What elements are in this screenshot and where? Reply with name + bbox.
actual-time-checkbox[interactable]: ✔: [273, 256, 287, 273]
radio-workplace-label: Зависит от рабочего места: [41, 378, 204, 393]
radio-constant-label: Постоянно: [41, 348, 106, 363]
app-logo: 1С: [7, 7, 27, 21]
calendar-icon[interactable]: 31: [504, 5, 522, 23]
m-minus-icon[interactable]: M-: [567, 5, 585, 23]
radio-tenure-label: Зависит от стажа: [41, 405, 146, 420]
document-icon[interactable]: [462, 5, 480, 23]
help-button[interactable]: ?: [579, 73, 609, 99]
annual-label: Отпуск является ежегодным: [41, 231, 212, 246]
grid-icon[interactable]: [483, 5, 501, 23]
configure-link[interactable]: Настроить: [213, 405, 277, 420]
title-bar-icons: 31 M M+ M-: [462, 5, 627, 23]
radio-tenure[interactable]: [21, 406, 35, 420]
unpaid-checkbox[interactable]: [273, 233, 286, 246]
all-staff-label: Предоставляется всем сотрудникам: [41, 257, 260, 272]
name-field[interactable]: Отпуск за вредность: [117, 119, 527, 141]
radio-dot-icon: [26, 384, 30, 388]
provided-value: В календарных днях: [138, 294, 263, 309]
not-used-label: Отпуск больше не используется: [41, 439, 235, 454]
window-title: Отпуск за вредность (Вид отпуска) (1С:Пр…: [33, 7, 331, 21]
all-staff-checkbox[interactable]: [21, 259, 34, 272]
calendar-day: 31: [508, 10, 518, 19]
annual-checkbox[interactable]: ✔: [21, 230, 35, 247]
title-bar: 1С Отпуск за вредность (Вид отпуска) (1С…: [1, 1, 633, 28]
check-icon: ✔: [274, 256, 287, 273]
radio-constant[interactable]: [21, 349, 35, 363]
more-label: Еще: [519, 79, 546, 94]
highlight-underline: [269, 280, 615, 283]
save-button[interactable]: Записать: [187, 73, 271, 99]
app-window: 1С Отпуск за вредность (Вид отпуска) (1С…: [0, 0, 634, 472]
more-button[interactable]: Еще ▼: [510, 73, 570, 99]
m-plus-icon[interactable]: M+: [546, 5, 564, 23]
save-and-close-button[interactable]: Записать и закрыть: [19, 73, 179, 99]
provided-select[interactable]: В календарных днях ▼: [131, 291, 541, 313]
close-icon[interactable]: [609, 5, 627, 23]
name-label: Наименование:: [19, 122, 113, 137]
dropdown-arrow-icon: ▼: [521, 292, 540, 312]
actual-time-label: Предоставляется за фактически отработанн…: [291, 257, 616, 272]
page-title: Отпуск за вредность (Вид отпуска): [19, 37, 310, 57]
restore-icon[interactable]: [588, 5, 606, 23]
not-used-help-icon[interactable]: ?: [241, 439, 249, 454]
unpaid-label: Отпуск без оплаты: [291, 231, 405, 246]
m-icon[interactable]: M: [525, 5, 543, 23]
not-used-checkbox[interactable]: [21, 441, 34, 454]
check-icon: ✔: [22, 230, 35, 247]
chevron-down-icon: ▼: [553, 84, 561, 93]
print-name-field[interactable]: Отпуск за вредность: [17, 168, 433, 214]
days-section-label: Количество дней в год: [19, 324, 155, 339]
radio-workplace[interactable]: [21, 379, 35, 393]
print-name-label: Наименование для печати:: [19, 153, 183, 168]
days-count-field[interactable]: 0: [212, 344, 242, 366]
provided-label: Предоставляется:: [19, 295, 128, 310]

---

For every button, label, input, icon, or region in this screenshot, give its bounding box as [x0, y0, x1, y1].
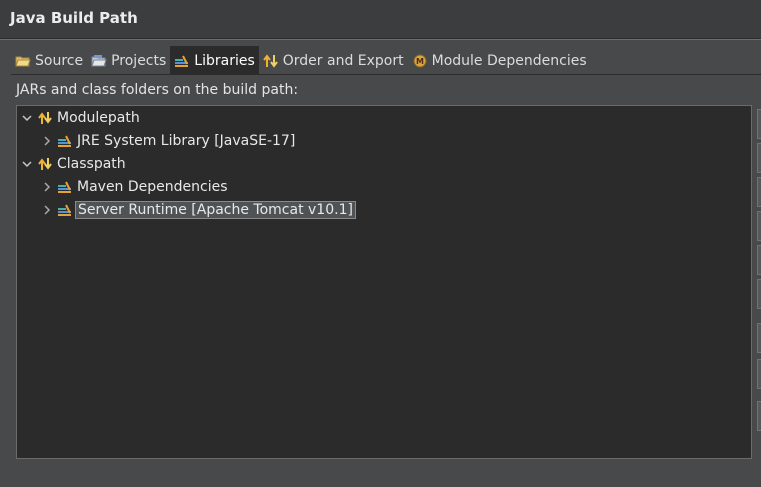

▸ Aim
Turn the lines starting at the one containing "What elements are" and ending at the one containing "radio-constant[interactable]: [21, 349, 35, 363]" into a two-column CSV with the columns instruction and response. Give one row per request, with its text and its answer each in a single quoted field and any line breaks replaced by spaces.

▸ Output for this task
instruction,response
"What elements are in this screenshot and where? Reply with name + bbox.","actual-time-checkbox[interactable]: ✔: [273, 256, 287, 273] radio-workplace-label: Зависит от рабочего места: [41, 378, 204, 393] radio-constant-label: Постоянно: [41, 348, 106, 363] app-logo: 1С: [7, 7, 27, 21] calendar-icon[interactable]: 31: [504, 5, 522, 23] m-minus-icon[interactable]: M-: [567, 5, 585, 23] radio-tenure-label: Зависит от стажа: [41, 405, 146, 420] document-icon[interactable]: [462, 5, 480, 23] help-button[interactable]: ?: [579, 73, 609, 99] annual-label: Отпуск является ежегодным: [41, 231, 212, 246] grid-icon[interactable]: [483, 5, 501, 23] configure-link[interactable]: Настроить: [213, 405, 277, 420] title-bar-icons: 31 M M+ M-: [462, 5, 627, 23] radio-tenure[interactable]: [21, 406, 35, 420] unpaid-checkbox[interactable]: [273, 233, 286, 246] all-staff-label: Предоставляется всем сотрудникам: [41, 257, 260, 272] name-field[interactable]: Отпуск за вредность: [117, 119, 527, 141] radio-dot-icon: [26, 384, 30, 388] provided-value: В календарных днях: [138, 294, 263, 309] not-used-label: Отпуск больше не используется: [41, 439, 235, 454] window-title: Отпуск за вредность (Вид отпуска) (1С:Пр…: [33, 7, 331, 21] all-staff-checkbox[interactable]: [21, 259, 34, 272] calendar-day: 31: [508, 10, 518, 19] annual-checkbox[interactable]: ✔: [21, 230, 35, 247] title-bar: 1С Отпуск за вредность (Вид отпуска) (1С…: [1, 1, 633, 28] check-icon: ✔: [274, 256, 287, 273] radio-constant[interactable]: [21, 349, 35, 363]"